#### [Instruction]
Transcribe all of the records precisely as they are presented.
——————
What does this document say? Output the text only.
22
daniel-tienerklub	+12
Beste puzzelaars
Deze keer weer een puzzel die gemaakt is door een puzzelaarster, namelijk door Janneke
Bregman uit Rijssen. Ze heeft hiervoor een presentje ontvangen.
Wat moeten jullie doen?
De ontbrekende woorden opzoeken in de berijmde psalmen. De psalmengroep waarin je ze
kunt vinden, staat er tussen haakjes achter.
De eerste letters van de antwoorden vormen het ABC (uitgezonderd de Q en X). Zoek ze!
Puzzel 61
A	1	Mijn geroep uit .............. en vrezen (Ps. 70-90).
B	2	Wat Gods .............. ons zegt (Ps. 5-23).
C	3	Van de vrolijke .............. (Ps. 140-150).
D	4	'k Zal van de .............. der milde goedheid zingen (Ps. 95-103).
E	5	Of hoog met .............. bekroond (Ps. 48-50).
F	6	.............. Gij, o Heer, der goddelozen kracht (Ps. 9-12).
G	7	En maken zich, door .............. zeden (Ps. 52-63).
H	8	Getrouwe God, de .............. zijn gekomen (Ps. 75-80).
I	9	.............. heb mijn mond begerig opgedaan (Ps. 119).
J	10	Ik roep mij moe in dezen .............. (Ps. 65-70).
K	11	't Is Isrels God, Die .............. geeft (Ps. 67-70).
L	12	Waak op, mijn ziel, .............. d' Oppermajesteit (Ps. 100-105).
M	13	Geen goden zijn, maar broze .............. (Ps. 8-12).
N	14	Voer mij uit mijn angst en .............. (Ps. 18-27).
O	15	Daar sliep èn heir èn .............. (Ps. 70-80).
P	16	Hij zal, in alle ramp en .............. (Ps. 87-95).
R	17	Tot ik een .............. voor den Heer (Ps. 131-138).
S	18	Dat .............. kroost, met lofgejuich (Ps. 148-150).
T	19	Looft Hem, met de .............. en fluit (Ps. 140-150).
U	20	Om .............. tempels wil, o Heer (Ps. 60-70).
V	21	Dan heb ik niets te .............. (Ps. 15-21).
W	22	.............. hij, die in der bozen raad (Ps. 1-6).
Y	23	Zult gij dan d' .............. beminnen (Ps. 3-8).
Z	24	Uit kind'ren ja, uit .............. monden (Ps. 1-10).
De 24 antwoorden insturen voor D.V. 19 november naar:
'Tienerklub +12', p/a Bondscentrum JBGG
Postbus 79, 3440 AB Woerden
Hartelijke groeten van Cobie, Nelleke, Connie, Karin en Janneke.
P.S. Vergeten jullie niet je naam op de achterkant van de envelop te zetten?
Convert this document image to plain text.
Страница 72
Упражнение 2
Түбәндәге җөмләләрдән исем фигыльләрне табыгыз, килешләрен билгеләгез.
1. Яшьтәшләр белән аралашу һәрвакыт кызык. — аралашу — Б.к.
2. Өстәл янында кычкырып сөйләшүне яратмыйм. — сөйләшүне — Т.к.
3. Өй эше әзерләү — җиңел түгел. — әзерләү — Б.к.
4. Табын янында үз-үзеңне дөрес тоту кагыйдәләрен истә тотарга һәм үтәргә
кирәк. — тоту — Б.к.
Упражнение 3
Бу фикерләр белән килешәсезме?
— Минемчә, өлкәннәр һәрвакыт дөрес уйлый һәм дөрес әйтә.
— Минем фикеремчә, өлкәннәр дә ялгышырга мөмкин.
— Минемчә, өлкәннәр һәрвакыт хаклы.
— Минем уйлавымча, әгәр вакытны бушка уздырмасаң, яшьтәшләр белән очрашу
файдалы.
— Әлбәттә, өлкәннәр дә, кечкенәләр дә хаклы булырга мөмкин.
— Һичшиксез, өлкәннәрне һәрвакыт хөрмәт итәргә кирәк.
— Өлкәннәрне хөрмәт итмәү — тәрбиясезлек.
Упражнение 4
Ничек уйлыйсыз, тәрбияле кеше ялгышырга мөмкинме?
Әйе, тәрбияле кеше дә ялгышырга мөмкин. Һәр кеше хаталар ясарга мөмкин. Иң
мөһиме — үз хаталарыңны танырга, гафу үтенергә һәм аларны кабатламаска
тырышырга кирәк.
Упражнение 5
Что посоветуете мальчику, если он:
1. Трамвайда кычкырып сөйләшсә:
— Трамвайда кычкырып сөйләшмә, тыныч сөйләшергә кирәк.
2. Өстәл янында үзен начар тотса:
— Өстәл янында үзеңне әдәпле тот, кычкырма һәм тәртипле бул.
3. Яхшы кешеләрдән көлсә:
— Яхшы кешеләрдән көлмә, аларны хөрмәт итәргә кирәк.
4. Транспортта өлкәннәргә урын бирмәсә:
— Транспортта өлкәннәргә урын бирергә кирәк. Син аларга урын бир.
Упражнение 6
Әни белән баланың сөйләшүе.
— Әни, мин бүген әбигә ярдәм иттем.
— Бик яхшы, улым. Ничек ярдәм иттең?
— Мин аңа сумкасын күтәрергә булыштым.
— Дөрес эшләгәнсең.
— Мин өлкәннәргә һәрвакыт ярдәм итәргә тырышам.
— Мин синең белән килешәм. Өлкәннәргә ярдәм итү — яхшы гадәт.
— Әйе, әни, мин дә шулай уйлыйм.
——————
#### [Complete answer]
What does this document say? Output the text only.
22
daniel-tienerklub	+12
Beste puzzelaars
Deze keer weer een puzzel die gemaakt is door een puzzelaarster, namelijk door Janneke
Bregman uit Rijssen. Ze heeft hiervoor een presentje ontvangen.
Wat moeten jullie doen?
De ontbrekende woorden opzoeken in de berijmde psalmen. De psalmengroep waarin je ze
kunt vinden, staat er tussen haakjes achter.
De eerste letters van de antwoorden vormen het ABC (uitgezonderd de Q en X). Zoek ze!
Puzzel 61
A	1	Mijn geroep uit .............. en vrezen (Ps. 70-90).
B	2	Wat Gods .............. ons zegt (Ps. 5-23).
C	3	Van de vrolijke .............. (Ps. 140-150).
D	4	'k Zal van de .............. der milde goedheid zingen (Ps. 95-103).
E	5	Of hoog met .............. bekroond (Ps. 48-50).
F	6	.............. Gij, o Heer, der goddelozen kracht (Ps. 9-12).
G	7	En maken zich, door .............. zeden (Ps. 52-63).
H	8	Getrouwe God, de .............. zijn gekomen (Ps. 75-80).
I	9	.............. heb mijn mond begerig opgedaan (Ps. 119).
J	10	Ik roep mij moe in dezen .............. (Ps. 65-70).
K	11	't Is Isrels God, Die .............. geeft (Ps. 67-70).
L	12	Waak op, mijn ziel, .............. d' Oppermajesteit (Ps. 100-105).
M	13	Geen goden zijn, maar broze .............. (Ps. 8-12).
N	14	Voer mij uit mijn angst en .............. (Ps. 18-27).
O	15	Daar sliep èn heir èn .............. (Ps. 70-80).
P	16	Hij zal, in alle ramp en .............. (Ps. 87-95).
R	17	Tot ik een .............. voor den Heer (Ps. 131-138).
S	18	Dat .............. kroost, met lofgejuich (Ps. 148-150).
T	19	Looft Hem, met de .............. en fluit (Ps. 140-150).
U	20	Om .............. tempels wil, o Heer (Ps. 60-70).
V	21	Dan heb ik niets te .............. (Ps. 15-21).
W	22	.............. hij, die in der bozen raad (Ps. 1-6).
Y	23	Zult gij dan d' .............. beminnen (Ps. 3-8).
Z	24	Uit kind'ren ja, uit .............. monden (Ps. 1-10).
De 24 antwoorden insturen voor D.V. 19 november naar:
'Tienerklub +12', p/a Bondscentrum JBGG
Postbus 79, 3440 AB Woerden
Hartelijke groeten van Cobie, Nelleke, Connie, Karin en Janneke.
P.S. Vergeten jullie niet je naam op de achterkant van de envelop te zetten?
Convert this document image to plain text.
Страница 72
Упражнение 2
Түбәндәге җөмләләрдән исем фигыльләрне табыгыз, килешләрен билгеләгез.
1. Яшьтәшләр белән аралашу һәрвакыт кызык. — аралашу — Б.к.
2. Өстәл янында кычкырып сөйләшүне яратмыйм. — сөйләшүне — Т.к.
3. Өй эше әзерләү — җиңел түгел. — әзерләү — Б.к.
4. Табын янында үз-үзеңне дөрес тоту кагыйдәләрен истә тотарга һәм үтәргә
кирәк. — тоту — Б.к.
Упражнение 3
Бу фикерләр белән килешәсезме?
— Минемчә, өлкәннәр һәрвакыт дөрес уйлый һәм дөрес әйтә.
— Минем фикеремчә, өлкәннәр дә ялгышырга мөмкин.
— Минемчә, өлкәннәр һәрвакыт хаклы.
— Минем уйлавымча, әгәр вакытны бушка уздырмасаң, яшьтәшләр белән очрашу
файдалы.
— Әлбәттә, өлкәннәр дә, кечкенәләр дә хаклы булырга мөмкин.
— Һичшиксез, өлкәннәрне һәрвакыт хөрмәт итәргә кирәк.
— Өлкәннәрне хөрмәт итмәү — тәрбиясезлек.
Упражнение 4
Ничек уйлыйсыз, тәрбияле кеше ялгышырга мөмкинме?
Әйе, тәрбияле кеше дә ялгышырга мөмкин. Һәр кеше хаталар ясарга мөмкин. Иң
мөһиме — үз хаталарыңны танырга, гафу үтенергә һәм аларны кабатламаска
тырышырга кирәк.
Упражнение 5
Что посоветуете мальчику, если он:
1. Трамвайда кычкырып сөйләшсә:
— Трамвайда кычкырып сөйләшмә, тыныч сөйләшергә кирәк.
2. Өстәл янында үзен начар тотса:
— Өстәл янында үзеңне әдәпле тот, кычкырма һәм тәртипле бул.
3. Яхшы кешеләрдән көлсә:
— Яхшы кешеләрдән көлмә, аларны хөрмәт итәргә кирәк.
4. Транспортта өлкәннәргә урын бирмәсә:
— Транспортта өлкәннәргә урын бирергә кирәк. Син аларга урын бир.
Упражнение 6
Әни белән баланың сөйләшүе.
— Әни, мин бүген әбигә ярдәм иттем.
— Бик яхшы, улым. Ничек ярдәм иттең?
— Мин аңа сумкасын күтәрергә булыштым.
— Дөрес эшләгәнсең.
— Мин өлкәннәргә һәрвакыт ярдәм итәргә тырышам.
— Мин синең белән килешәм. Өлкәннәргә ярдәм итү — яхшы гадәт.
— Әйе, әни, мин дә шулай уйлыйм.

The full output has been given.